**Given exercise**: Gather the lines that hold the string "navigating".
---------- Data for processing
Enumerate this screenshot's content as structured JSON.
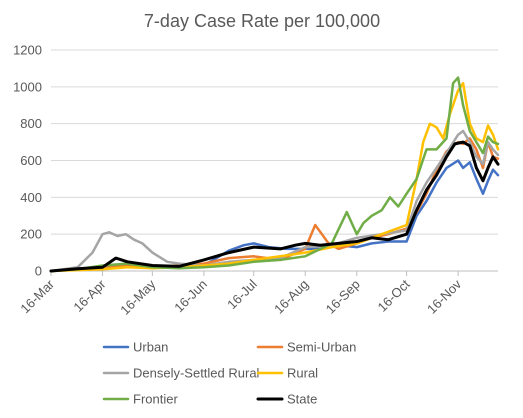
{
  "chart_data": {
    "type": "line",
    "title": "7-day Case Rate per 100,000",
    "xlabel": "",
    "ylabel": "",
    "ylim": [
      0,
      1200
    ],
    "yticks": [
      0,
      200,
      400,
      600,
      800,
      1000,
      1200
    ],
    "x_range": [
      "2020-03-16",
      "2020-12-10"
    ],
    "xticks": [
      {
        "date": "2020-03-16",
        "label": "16-Mar"
      },
      {
        "date": "2020-04-16",
        "label": "16-Apr"
      },
      {
        "date": "2020-05-16",
        "label": "16-May"
      },
      {
        "date": "2020-06-16",
        "label": "16-Jun"
      },
      {
        "date": "2020-07-16",
        "label": "16-Jul"
      },
      {
        "date": "2020-08-16",
        "label": "16-Aug"
      },
      {
        "date": "2020-09-16",
        "label": "16-Sep"
      },
      {
        "date": "2020-10-16",
        "label": "16-Oct"
      },
      {
        "date": "2020-11-16",
        "label": "16-Nov"
      }
    ],
    "grid": "horizontal",
    "legend": "bottom",
    "series": [
      {
        "name": "Urban",
        "color": "#4472C4",
        "width": 2.5,
        "x": [
          "2020-03-16",
          "2020-04-01",
          "2020-04-16",
          "2020-05-01",
          "2020-05-16",
          "2020-06-01",
          "2020-06-16",
          "2020-07-01",
          "2020-07-10",
          "2020-07-16",
          "2020-07-25",
          "2020-08-05",
          "2020-08-16",
          "2020-08-25",
          "2020-09-05",
          "2020-09-16",
          "2020-09-25",
          "2020-10-05",
          "2020-10-16",
          "2020-10-22",
          "2020-10-28",
          "2020-11-03",
          "2020-11-09",
          "2020-11-16",
          "2020-11-19",
          "2020-11-23",
          "2020-11-27",
          "2020-12-01",
          "2020-12-04",
          "2020-12-07",
          "2020-12-10"
        ],
        "y": [
          0,
          10,
          18,
          40,
          20,
          20,
          30,
          110,
          140,
          150,
          130,
          120,
          120,
          120,
          140,
          130,
          150,
          160,
          160,
          300,
          380,
          480,
          560,
          600,
          560,
          590,
          500,
          420,
          490,
          550,
          520
        ]
      },
      {
        "name": "Semi-Urban",
        "color": "#ED7D31",
        "width": 2.5,
        "x": [
          "2020-03-16",
          "2020-04-01",
          "2020-04-16",
          "2020-05-01",
          "2020-05-16",
          "2020-06-01",
          "2020-06-16",
          "2020-07-01",
          "2020-07-16",
          "2020-08-01",
          "2020-08-16",
          "2020-08-22",
          "2020-08-26",
          "2020-08-30",
          "2020-09-05",
          "2020-09-16",
          "2020-09-25",
          "2020-10-05",
          "2020-10-16",
          "2020-10-22",
          "2020-10-28",
          "2020-11-03",
          "2020-11-09",
          "2020-11-16",
          "2020-11-19",
          "2020-11-23",
          "2020-11-27",
          "2020-12-01",
          "2020-12-04",
          "2020-12-07",
          "2020-12-10"
        ],
        "y": [
          0,
          8,
          15,
          30,
          20,
          30,
          40,
          70,
          80,
          60,
          120,
          250,
          200,
          150,
          120,
          150,
          180,
          200,
          230,
          320,
          420,
          550,
          650,
          700,
          690,
          720,
          660,
          560,
          700,
          620,
          610
        ]
      },
      {
        "name": "Densely-Settled Rural",
        "color": "#A5A5A5",
        "width": 2.5,
        "x": [
          "2020-03-16",
          "2020-04-01",
          "2020-04-10",
          "2020-04-16",
          "2020-04-20",
          "2020-04-25",
          "2020-04-30",
          "2020-05-05",
          "2020-05-10",
          "2020-05-16",
          "2020-05-25",
          "2020-06-01",
          "2020-06-16",
          "2020-07-01",
          "2020-07-16",
          "2020-08-01",
          "2020-08-16",
          "2020-09-01",
          "2020-09-16",
          "2020-10-01",
          "2020-10-16",
          "2020-10-22",
          "2020-10-28",
          "2020-11-03",
          "2020-11-09",
          "2020-11-16",
          "2020-11-19",
          "2020-11-23",
          "2020-11-27",
          "2020-12-01",
          "2020-12-04",
          "2020-12-07",
          "2020-12-10"
        ],
        "y": [
          0,
          20,
          100,
          200,
          210,
          190,
          200,
          170,
          150,
          100,
          50,
          40,
          30,
          50,
          60,
          70,
          130,
          140,
          180,
          200,
          220,
          380,
          480,
          560,
          640,
          740,
          760,
          700,
          620,
          580,
          700,
          660,
          630
        ]
      },
      {
        "name": "Rural",
        "color": "#FFC000",
        "width": 2.5,
        "x": [
          "2020-03-16",
          "2020-04-01",
          "2020-04-16",
          "2020-05-01",
          "2020-05-16",
          "2020-06-01",
          "2020-06-16",
          "2020-07-01",
          "2020-07-16",
          "2020-08-01",
          "2020-08-16",
          "2020-09-01",
          "2020-09-16",
          "2020-10-01",
          "2020-10-16",
          "2020-10-22",
          "2020-10-26",
          "2020-10-30",
          "2020-11-03",
          "2020-11-07",
          "2020-11-11",
          "2020-11-16",
          "2020-11-19",
          "2020-11-23",
          "2020-11-27",
          "2020-12-01",
          "2020-12-04",
          "2020-12-07",
          "2020-12-10"
        ],
        "y": [
          0,
          5,
          10,
          20,
          15,
          20,
          30,
          40,
          60,
          80,
          100,
          130,
          150,
          200,
          250,
          500,
          700,
          800,
          780,
          720,
          850,
          980,
          1020,
          800,
          720,
          700,
          790,
          740,
          660
        ]
      },
      {
        "name": "Frontier",
        "color": "#70AD47",
        "width": 2.5,
        "x": [
          "2020-03-16",
          "2020-04-01",
          "2020-04-16",
          "2020-05-01",
          "2020-05-16",
          "2020-06-01",
          "2020-06-16",
          "2020-07-01",
          "2020-07-16",
          "2020-08-01",
          "2020-08-16",
          "2020-09-01",
          "2020-09-10",
          "2020-09-16",
          "2020-09-20",
          "2020-09-25",
          "2020-10-01",
          "2020-10-06",
          "2020-10-11",
          "2020-10-16",
          "2020-10-22",
          "2020-10-28",
          "2020-11-03",
          "2020-11-09",
          "2020-11-13",
          "2020-11-16",
          "2020-11-19",
          "2020-11-23",
          "2020-11-27",
          "2020-12-01",
          "2020-12-04",
          "2020-12-07",
          "2020-12-10"
        ],
        "y": [
          0,
          10,
          30,
          40,
          20,
          15,
          20,
          30,
          50,
          60,
          80,
          150,
          320,
          200,
          260,
          300,
          330,
          400,
          350,
          420,
          500,
          660,
          660,
          720,
          1020,
          1050,
          900,
          760,
          700,
          640,
          730,
          700,
          690
        ]
      },
      {
        "name": "State",
        "color": "#000000",
        "width": 3,
        "x": [
          "2020-03-16",
          "2020-04-01",
          "2020-04-16",
          "2020-04-24",
          "2020-05-01",
          "2020-05-16",
          "2020-06-01",
          "2020-06-16",
          "2020-07-01",
          "2020-07-16",
          "2020-08-01",
          "2020-08-10",
          "2020-08-16",
          "2020-08-25",
          "2020-09-05",
          "2020-09-16",
          "2020-09-25",
          "2020-10-05",
          "2020-10-16",
          "2020-10-22",
          "2020-10-28",
          "2020-11-03",
          "2020-11-09",
          "2020-11-14",
          "2020-11-19",
          "2020-11-23",
          "2020-11-27",
          "2020-12-01",
          "2020-12-04",
          "2020-12-07",
          "2020-12-10"
        ],
        "y": [
          0,
          12,
          20,
          70,
          50,
          30,
          25,
          60,
          100,
          130,
          120,
          140,
          150,
          140,
          150,
          160,
          180,
          170,
          200,
          330,
          440,
          520,
          620,
          690,
          700,
          680,
          560,
          490,
          560,
          620,
          580
        ]
      }
    ]
  }
}
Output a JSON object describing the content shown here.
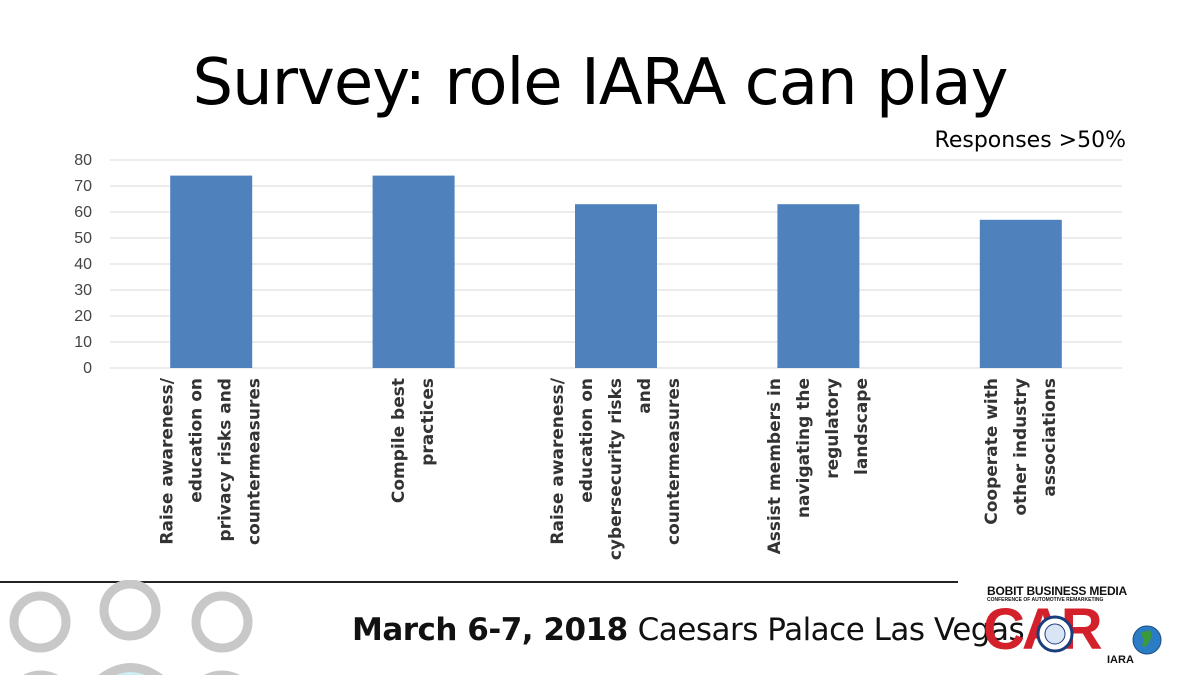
{
  "slide": {
    "title": "Survey: role IARA can play",
    "subtitle": "Responses >50%"
  },
  "chart_data": {
    "type": "bar",
    "categories": [
      "Raise awareness/ education on privacy risks and countermeasures",
      "Compile best practices",
      "Raise awareness/ education on cybersecurity risks and countermeasures",
      "Assist members in navigating the regulatory landscape",
      "Cooperate with other industry associations"
    ],
    "category_lines": [
      [
        "Raise awareness/",
        "education on",
        "privacy risks and",
        "countermeasures"
      ],
      [
        "Compile best",
        "practices"
      ],
      [
        "Raise awareness/",
        "education on",
        "cybersecurity risks",
        "and",
        "countermeasures"
      ],
      [
        "Assist members in",
        "navigating the",
        "regulatory",
        "landscape"
      ],
      [
        "Cooperate with",
        "other industry",
        "associations"
      ]
    ],
    "values": [
      74,
      74,
      63,
      63,
      57
    ],
    "ylim": [
      0,
      80
    ],
    "yticks": [
      0,
      10,
      20,
      30,
      40,
      50,
      60,
      70,
      80
    ],
    "grid": true,
    "bar_color": "#4f81bd",
    "grid_color": "#d9d9d9"
  },
  "footer": {
    "date": "March 6-7, 2018",
    "venue": "Caesars Palace Las Vegas"
  },
  "logo": {
    "line1": "BOBIT BUSINESS MEDIA",
    "line2": "CONFERENCE OF AUTOMOTIVE REMARKETING",
    "mark": "CAR",
    "partner": "IARA"
  },
  "colors": {
    "accent_red": "#d3202a",
    "people_outline": "#c8c8c8",
    "people_fill": "#cdeef3"
  }
}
--------------------
**Finished exercise**:
      "Assist members in navigating the regulatory landscape",
        "navigating the",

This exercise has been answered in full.